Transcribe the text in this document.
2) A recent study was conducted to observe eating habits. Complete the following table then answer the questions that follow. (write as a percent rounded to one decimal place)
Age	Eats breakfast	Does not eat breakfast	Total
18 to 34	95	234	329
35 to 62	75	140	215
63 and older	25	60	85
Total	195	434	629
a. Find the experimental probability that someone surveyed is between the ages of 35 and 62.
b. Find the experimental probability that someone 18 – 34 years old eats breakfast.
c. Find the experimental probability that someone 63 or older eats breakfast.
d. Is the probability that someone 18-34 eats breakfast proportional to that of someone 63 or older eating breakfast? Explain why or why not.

• • • • • • •

## [EXERCISE AIM]
How many lines in the listing above contain "older"? Answer with the number alone.

## [FULL OUTPUT]
3